◆ **AIM OF THE EXERCISE**
Search the entries for the word "houses" and pull out each line that has it.

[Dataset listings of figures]

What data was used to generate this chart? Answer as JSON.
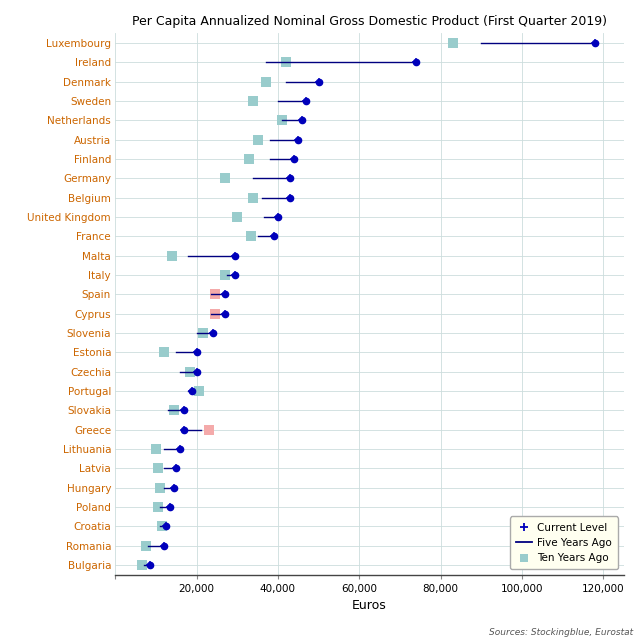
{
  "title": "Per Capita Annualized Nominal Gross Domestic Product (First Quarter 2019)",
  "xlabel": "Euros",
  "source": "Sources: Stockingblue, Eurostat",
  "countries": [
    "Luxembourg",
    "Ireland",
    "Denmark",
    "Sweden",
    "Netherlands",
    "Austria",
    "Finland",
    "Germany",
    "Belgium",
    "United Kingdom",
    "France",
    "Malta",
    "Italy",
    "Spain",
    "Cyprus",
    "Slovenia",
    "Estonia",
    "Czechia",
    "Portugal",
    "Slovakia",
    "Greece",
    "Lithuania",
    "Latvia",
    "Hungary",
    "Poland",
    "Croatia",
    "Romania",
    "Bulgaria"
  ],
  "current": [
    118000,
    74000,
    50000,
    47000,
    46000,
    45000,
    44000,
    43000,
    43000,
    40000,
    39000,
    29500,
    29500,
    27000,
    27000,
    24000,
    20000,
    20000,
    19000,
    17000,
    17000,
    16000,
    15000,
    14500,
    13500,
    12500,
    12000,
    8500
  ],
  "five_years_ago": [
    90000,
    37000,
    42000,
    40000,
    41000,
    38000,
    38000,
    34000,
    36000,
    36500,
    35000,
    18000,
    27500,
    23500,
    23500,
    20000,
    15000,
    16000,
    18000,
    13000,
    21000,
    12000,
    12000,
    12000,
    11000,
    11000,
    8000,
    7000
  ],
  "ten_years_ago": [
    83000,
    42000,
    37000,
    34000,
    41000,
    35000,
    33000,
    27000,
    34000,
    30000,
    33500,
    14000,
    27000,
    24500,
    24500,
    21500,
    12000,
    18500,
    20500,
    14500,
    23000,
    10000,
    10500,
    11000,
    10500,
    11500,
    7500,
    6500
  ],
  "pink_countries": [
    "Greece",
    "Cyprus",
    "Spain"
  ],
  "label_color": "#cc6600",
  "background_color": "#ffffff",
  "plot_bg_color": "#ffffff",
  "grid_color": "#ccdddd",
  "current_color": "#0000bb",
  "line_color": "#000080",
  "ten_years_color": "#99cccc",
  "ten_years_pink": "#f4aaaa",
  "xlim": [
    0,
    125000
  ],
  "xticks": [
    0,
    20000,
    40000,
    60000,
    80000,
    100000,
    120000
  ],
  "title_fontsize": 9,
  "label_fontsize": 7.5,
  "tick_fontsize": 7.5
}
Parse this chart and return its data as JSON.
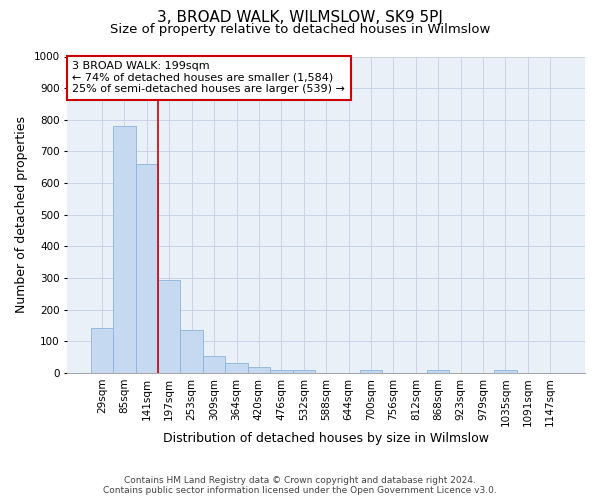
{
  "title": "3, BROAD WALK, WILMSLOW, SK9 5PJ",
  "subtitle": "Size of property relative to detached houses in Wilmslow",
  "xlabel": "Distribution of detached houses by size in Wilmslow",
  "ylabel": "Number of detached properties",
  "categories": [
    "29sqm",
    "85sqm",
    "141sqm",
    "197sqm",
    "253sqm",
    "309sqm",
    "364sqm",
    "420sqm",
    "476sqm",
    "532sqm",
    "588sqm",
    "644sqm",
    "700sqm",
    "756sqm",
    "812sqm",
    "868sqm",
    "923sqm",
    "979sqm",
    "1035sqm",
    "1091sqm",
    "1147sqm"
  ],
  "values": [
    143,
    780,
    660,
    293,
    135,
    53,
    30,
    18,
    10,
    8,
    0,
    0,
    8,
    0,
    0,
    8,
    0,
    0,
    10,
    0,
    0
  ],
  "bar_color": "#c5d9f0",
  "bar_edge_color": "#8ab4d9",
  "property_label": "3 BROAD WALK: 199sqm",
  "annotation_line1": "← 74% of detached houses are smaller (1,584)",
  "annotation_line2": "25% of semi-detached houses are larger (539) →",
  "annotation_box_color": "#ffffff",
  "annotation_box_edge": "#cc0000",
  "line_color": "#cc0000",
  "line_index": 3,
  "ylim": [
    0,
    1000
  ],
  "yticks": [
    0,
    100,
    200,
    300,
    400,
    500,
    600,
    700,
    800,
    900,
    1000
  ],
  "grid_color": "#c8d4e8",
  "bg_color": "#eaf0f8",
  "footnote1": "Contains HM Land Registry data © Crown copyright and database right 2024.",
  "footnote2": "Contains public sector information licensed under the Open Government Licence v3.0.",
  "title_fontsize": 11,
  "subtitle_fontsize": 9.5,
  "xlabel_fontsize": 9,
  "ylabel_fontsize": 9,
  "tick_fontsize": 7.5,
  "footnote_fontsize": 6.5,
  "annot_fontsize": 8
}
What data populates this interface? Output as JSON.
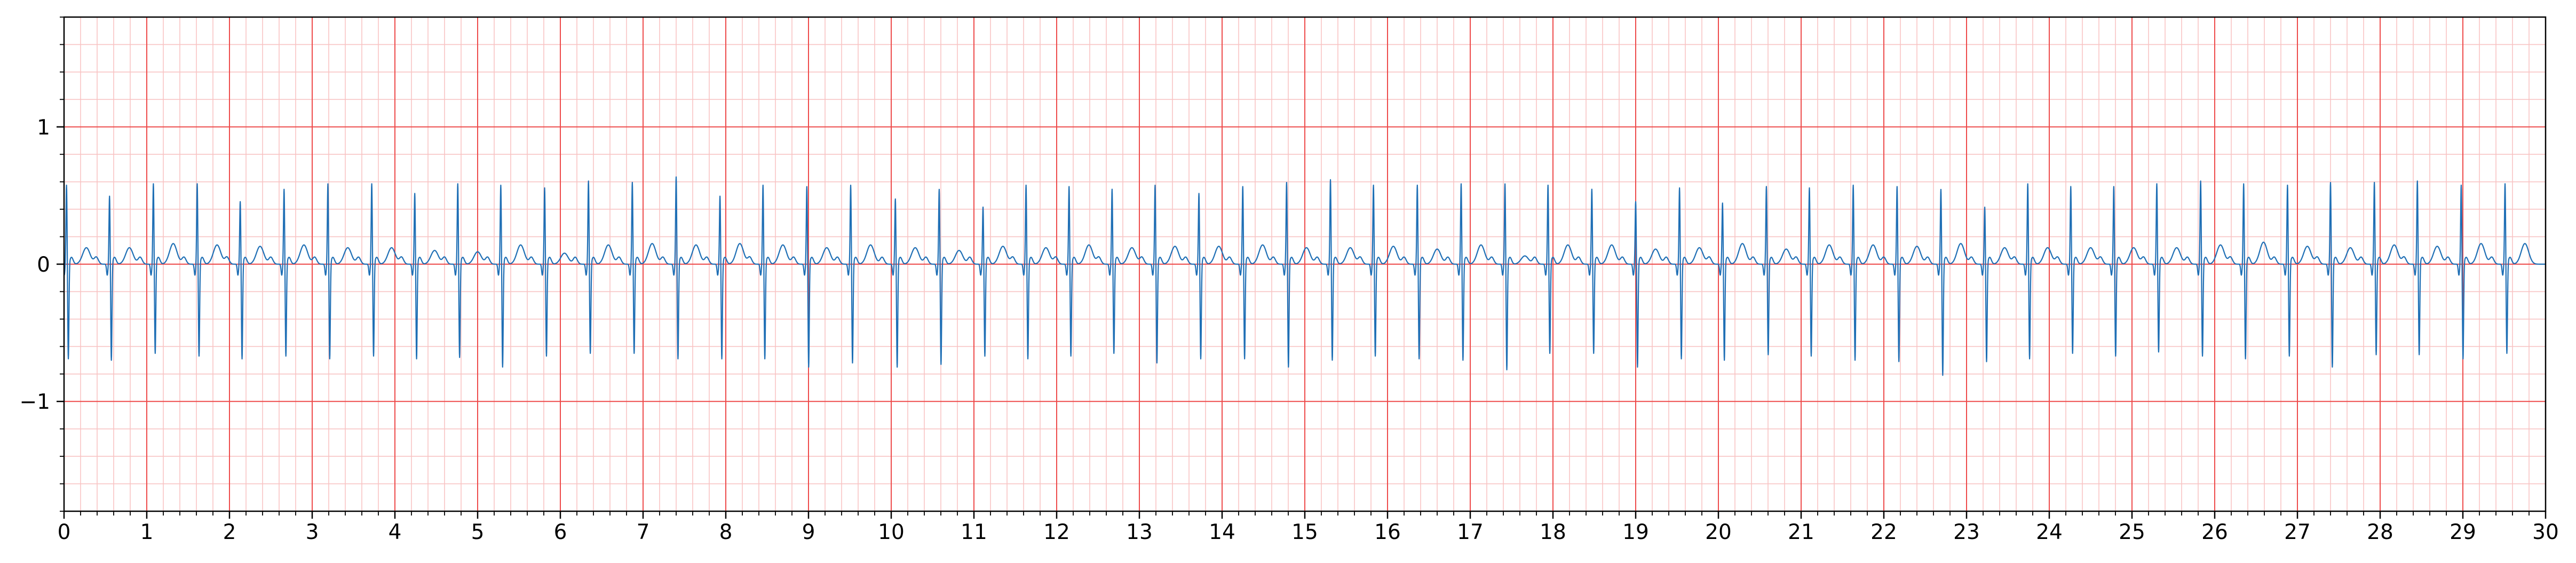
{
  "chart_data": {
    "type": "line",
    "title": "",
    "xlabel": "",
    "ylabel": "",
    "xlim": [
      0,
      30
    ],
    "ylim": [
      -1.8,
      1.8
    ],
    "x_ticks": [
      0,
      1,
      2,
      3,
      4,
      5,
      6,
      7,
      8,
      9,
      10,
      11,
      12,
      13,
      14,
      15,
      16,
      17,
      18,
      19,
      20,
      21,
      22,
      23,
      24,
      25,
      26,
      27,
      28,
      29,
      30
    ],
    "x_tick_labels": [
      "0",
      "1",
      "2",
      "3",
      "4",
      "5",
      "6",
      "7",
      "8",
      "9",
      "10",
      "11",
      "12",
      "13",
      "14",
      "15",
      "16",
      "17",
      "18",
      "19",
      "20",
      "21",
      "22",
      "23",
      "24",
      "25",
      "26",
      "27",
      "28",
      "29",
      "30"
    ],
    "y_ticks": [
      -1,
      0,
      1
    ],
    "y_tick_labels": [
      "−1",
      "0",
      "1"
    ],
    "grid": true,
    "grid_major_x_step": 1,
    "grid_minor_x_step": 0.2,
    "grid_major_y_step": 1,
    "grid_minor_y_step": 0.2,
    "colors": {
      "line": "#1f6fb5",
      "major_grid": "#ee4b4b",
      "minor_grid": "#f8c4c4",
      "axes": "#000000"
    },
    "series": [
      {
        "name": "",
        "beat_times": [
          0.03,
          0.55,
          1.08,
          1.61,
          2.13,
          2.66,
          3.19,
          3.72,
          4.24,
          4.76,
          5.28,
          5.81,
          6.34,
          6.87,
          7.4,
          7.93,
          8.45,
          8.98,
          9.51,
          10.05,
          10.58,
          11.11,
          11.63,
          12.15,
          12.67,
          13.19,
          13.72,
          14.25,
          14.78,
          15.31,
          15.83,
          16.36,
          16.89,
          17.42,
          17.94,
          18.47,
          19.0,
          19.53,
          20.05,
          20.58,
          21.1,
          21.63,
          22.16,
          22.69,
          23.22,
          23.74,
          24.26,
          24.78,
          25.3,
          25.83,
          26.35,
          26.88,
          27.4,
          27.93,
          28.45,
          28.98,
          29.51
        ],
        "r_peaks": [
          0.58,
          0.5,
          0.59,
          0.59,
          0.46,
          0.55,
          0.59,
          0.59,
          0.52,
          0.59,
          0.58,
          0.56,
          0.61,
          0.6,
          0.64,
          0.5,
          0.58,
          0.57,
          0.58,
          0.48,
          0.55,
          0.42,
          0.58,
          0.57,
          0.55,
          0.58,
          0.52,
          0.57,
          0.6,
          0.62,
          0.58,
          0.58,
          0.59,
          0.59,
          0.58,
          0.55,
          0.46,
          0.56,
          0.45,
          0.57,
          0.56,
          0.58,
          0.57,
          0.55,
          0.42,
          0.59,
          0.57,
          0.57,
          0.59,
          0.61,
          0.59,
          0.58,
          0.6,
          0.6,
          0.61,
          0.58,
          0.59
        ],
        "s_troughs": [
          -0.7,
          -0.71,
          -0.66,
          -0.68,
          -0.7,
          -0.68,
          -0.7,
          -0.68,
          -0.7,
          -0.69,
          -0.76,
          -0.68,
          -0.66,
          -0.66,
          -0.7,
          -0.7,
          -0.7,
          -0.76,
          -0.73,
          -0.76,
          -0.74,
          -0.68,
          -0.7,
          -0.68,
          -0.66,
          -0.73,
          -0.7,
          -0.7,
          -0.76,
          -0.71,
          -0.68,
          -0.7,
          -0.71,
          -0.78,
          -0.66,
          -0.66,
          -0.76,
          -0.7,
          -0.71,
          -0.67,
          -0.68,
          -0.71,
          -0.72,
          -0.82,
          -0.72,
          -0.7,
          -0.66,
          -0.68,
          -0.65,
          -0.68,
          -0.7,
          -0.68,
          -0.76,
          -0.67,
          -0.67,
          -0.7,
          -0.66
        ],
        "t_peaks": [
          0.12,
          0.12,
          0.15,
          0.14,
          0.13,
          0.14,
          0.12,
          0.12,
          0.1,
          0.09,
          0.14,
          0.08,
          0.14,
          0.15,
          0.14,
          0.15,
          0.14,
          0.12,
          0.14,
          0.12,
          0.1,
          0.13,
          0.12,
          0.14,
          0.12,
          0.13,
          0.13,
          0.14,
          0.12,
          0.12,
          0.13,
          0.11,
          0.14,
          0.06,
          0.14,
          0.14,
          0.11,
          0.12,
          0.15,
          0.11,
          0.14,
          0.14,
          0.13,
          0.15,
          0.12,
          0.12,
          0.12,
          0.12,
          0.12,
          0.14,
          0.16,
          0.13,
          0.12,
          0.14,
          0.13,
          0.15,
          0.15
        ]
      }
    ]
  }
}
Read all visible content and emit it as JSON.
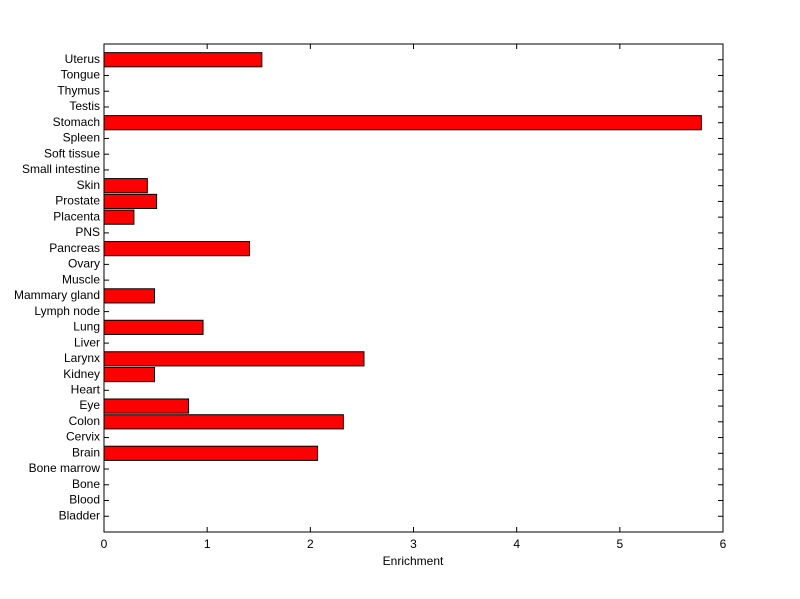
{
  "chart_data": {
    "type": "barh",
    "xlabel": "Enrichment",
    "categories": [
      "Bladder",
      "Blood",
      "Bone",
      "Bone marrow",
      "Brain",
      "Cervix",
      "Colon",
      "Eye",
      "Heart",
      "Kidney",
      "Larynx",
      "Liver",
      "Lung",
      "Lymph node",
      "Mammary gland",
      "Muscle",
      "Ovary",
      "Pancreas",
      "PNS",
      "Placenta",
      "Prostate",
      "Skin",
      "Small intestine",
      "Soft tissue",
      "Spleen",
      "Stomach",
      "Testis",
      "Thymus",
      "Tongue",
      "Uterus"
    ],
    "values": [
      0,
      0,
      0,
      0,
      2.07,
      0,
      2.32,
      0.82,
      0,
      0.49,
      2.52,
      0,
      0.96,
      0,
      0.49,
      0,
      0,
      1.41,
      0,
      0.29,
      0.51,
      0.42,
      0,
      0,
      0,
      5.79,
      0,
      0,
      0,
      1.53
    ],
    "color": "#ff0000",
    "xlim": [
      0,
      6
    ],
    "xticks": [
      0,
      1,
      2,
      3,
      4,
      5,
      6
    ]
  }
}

◆ **TASK ANSWER**
  "subtitle": "Size of property relative to detached houses in Wilmslow",
  "xlabel": "Distribution of detached houses by size in Wilmslow",
  "annotation_line1": "← 74% of detached houses are smaller (1,584)",
  "annotation_line2": "25% of semi-detached houses are larger (539) →",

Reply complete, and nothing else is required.